_The problem:_ Print out each entry below exactly, please.

_Data to use:_
====================
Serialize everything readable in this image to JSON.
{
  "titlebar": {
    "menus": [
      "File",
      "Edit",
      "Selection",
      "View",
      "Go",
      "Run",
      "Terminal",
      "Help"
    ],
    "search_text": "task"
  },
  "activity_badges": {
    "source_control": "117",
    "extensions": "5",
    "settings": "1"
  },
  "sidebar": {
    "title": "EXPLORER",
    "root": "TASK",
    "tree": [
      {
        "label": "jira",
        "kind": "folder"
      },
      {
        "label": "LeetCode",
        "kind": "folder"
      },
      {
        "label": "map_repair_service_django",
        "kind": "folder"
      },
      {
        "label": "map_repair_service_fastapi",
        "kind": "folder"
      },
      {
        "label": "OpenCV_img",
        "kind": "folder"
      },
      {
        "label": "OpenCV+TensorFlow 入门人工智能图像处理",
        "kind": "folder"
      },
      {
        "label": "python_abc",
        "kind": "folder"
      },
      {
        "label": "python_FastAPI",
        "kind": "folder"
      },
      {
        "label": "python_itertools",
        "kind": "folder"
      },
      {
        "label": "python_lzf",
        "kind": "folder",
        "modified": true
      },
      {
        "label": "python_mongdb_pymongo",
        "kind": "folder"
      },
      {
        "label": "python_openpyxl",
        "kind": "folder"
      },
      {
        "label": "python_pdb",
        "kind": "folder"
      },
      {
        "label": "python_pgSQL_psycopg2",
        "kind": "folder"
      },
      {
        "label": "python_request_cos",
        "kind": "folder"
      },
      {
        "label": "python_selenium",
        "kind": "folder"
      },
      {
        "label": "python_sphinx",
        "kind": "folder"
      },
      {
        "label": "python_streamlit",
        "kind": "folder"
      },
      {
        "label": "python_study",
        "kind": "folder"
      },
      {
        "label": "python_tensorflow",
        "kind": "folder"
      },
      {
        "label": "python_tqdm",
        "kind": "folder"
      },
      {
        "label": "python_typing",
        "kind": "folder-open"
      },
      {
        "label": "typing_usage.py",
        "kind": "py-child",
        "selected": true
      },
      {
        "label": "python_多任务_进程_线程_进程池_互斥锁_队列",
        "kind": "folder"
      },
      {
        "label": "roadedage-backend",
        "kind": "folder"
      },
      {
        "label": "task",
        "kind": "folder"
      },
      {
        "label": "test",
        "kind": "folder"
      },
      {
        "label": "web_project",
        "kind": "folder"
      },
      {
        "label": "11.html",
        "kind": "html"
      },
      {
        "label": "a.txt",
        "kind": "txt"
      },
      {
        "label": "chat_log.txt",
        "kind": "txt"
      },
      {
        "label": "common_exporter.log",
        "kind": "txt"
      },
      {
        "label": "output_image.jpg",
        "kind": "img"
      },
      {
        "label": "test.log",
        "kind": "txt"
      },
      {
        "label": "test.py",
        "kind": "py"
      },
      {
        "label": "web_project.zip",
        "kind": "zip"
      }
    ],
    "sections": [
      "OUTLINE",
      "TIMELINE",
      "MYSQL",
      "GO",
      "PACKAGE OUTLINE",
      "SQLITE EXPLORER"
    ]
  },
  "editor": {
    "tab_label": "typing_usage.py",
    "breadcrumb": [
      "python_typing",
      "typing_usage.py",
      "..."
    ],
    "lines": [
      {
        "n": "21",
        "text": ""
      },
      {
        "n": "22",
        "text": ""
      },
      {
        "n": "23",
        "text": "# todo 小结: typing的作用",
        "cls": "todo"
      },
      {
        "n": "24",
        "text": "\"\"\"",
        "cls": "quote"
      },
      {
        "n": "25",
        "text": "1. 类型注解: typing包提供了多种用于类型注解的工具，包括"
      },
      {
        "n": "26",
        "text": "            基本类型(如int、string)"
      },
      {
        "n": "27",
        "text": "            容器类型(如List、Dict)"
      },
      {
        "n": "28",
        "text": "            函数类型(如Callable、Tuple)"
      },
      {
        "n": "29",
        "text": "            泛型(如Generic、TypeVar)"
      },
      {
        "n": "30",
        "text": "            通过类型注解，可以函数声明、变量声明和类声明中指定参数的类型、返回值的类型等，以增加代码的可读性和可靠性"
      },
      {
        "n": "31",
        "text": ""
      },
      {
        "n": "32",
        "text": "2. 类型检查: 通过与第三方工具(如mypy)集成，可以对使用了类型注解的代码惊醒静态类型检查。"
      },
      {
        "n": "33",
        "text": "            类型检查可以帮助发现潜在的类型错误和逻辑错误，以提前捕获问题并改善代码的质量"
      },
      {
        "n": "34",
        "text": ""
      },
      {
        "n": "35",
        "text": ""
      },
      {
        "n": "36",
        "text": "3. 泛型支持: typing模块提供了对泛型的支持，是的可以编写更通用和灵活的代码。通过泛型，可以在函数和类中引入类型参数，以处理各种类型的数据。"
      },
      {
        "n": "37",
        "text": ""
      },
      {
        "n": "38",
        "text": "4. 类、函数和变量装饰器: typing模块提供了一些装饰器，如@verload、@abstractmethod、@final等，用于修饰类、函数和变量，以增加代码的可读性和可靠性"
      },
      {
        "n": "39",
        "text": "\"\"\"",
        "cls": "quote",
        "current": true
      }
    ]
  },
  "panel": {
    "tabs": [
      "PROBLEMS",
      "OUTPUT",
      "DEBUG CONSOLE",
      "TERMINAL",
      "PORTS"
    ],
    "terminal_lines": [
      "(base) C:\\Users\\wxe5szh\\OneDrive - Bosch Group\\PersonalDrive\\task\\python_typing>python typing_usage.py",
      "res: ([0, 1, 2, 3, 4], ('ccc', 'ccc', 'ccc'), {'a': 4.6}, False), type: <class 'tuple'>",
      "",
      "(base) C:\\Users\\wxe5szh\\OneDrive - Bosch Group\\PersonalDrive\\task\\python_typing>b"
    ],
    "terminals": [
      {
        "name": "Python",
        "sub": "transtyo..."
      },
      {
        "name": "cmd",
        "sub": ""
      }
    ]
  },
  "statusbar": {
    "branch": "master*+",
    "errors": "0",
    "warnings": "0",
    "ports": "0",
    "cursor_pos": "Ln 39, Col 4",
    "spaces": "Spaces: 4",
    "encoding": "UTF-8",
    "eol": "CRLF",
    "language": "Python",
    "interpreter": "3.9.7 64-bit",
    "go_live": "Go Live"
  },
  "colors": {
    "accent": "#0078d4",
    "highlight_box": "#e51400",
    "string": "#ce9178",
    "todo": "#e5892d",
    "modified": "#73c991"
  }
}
====================
_Expected answer:_
Serialize everything readable in this image to JSON.
{
  "titlebar": {
    "menus": [
      "File",
      "Edit",
      "Selection",
      "View",
      "Go",
      "Run",
      "Terminal",
      "Help"
    ],
    "search_text": "task"
  },
  "activity_badges": {
    "source_control": "117",
    "extensions": "5",
    "settings": "1"
  },
  "sidebar": {
    "title": "EXPLORER",
    "root": "TASK",
    "tree": [
      {
        "label": "jira",
        "kind": "folder"
      },
      {
        "label": "LeetCode",
        "kind": "folder"
      },
      {
        "label": "map_repair_service_django",
        "kind": "folder"
      },
      {
        "label": "map_repair_service_fastapi",
        "kind": "folder"
      },
      {
        "label": "OpenCV_img",
        "kind": "folder"
      },
      {
        "label": "OpenCV+TensorFlow 入门人工智能图像处理",
        "kind": "folder"
      },
      {
        "label": "python_abc",
        "kind": "folder"
      },
      {
        "label": "python_FastAPI",
        "kind": "folder"
      },
      {
        "label": "python_itertools",
        "kind": "folder"
      },
      {
        "label": "python_lzf",
        "kind": "folder",
        "modified": true
      },
      {
        "label": "python_mongdb_pymongo",
        "kind": "folder"
      },
      {
        "label": "python_openpyxl",
        "kind": "folder"
      },
      {
        "label": "python_pdb",
        "kind": "folder"
      },
      {
        "label": "python_pgSQL_psycopg2",
        "kind": "folder"
      },
      {
        "label": "python_request_cos",
        "kind": "folder"
      },
      {
        "label": "python_selenium",
        "kind": "folder"
      },
      {
        "label": "python_sphinx",
        "kind": "folder"
      },
      {
        "label": "python_streamlit",
        "kind": "folder"
      },
      {
        "label": "python_study",
        "kind": "folder"
      },
      {
        "label": "python_tensorflow",
        "kind": "folder"
      },
      {
        "label": "python_tqdm",
        "kind": "folder"
      },
      {
        "label": "python_typing",
        "kind": "folder-open"
      },
      {
        "label": "typing_usage.py",
        "kind": "py-child",
        "selected": true
      },
      {
        "label": "python_多任务_进程_线程_进程池_互斥锁_队列",
        "kind": "folder"
      },
      {
        "label": "roadedage-backend",
        "kind": "folder"
      },
      {
        "label": "task",
        "kind": "folder"
      },
      {
        "label": "test",
        "kind": "folder"
      },
      {
        "label": "web_project",
        "kind": "folder"
      },
      {
        "label": "11.html",
        "kind": "html"
      },
      {
        "label": "a.txt",
        "kind": "txt"
      },
      {
        "label": "chat_log.txt",
        "kind": "txt"
      },
      {
        "label": "common_exporter.log",
        "kind": "txt"
      },
      {
        "label": "output_image.jpg",
        "kind": "img"
      },
      {
        "label": "test.log",
        "kind": "txt"
      },
      {
        "label": "test.py",
        "kind": "py"
      },
      {
        "label": "web_project.zip",
        "kind": "zip"
      }
    ],
    "sections": [
      "OUTLINE",
      "TIMELINE",
      "MYSQL",
      "GO",
      "PACKAGE OUTLINE",
      "SQLITE EXPLORER"
    ]
  },
  "editor": {
    "tab_label": "typing_usage.py",
    "breadcrumb": [
      "python_typing",
      "typing_usage.py",
      "..."
    ],
    "lines": [
      {
        "n": "21",
        "text": ""
      },
      {
        "n": "22",
        "text": ""
      },
      {
        "n": "23",
        "text": "# todo 小结: typing的作用",
        "cls": "todo"
      },
      {
        "n": "24",
        "text": "\"\"\"",
        "cls": "quote"
      },
      {
        "n": "25",
        "text": "1. 类型注解: typing包提供了多种用于类型注解的工具，包括"
      },
      {
        "n": "26",
        "text": "            基本类型(如int、string)"
      },
      {
        "n": "27",
        "text": "            容器类型(如List、Dict)"
      },
      {
        "n": "28",
        "text": "            函数类型(如Callable、Tuple)"
      },
      {
        "n": "29",
        "text": "            泛型(如Generic、TypeVar)"
      },
      {
        "n": "30",
        "text": "            通过类型注解，可以函数声明、变量声明和类声明中指定参数的类型、返回值的类型等，以增加代码的可读性和可靠性"
      },
      {
        "n": "31",
        "text": ""
      },
      {
        "n": "32",
        "text": "2. 类型检查: 通过与第三方工具(如mypy)集成，可以对使用了类型注解的代码惊醒静态类型检查。"
      },
      {
        "n": "33",
        "text": "            类型检查可以帮助发现潜在的类型错误和逻辑错误，以提前捕获问题并改善代码的质量"
      },
      {
        "n": "34",
        "text": ""
      },
      {
        "n": "35",
        "text": ""
      },
      {
        "n": "36",
        "text": "3. 泛型支持: typing模块提供了对泛型的支持，是的可以编写更通用和灵活的代码。通过泛型，可以在函数和类中引入类型参数，以处理各种类型的数据。"
      },
      {
        "n": "37",
        "text": ""
      },
      {
        "n": "38",
        "text": "4. 类、函数和变量装饰器: typing模块提供了一些装饰器，如@verload、@abstractmethod、@final等，用于修饰类、函数和变量，以增加代码的可读性和可靠性"
      },
      {
        "n": "39",
        "text": "\"\"\"",
        "cls": "quote",
        "current": true
      }
    ]
  },
  "panel": {
    "tabs": [
      "PROBLEMS",
      "OUTPUT",
      "DEBUG CONSOLE",
      "TERMINAL",
      "PORTS"
    ],
    "terminal_lines": [
      "(base) C:\\Users\\wxe5szh\\OneDrive - Bosch Group\\PersonalDrive\\task\\python_typing>python typing_usage.py",
      "res: ([0, 1, 2, 3, 4], ('ccc', 'ccc', 'ccc'), {'a': 4.6}, False), type: <class 'tuple'>",
      "",
      "(base) C:\\Users\\wxe5szh\\OneDrive - Bosch Group\\PersonalDrive\\task\\python_typing>b"
    ],
    "terminals": [
      {
        "name": "Python",
        "sub": "transtyo..."
      },
      {
        "name": "cmd",
        "sub": ""
      }
    ]
  },
  "statusbar": {
    "branch": "master*+",
    "errors": "0",
    "warnings": "0",
    "ports": "0",
    "cursor_pos": "Ln 39, Col 4",
    "spaces": "Spaces: 4",
    "encoding": "UTF-8",
    "eol": "CRLF",
    "language": "Python",
    "interpreter": "3.9.7 64-bit",
    "go_live": "Go Live"
  },
  "colors": {
    "accent": "#0078d4",
    "highlight_box": "#e51400",
    "string": "#ce9178",
    "todo": "#e5892d",
    "modified": "#73c991"
  }
}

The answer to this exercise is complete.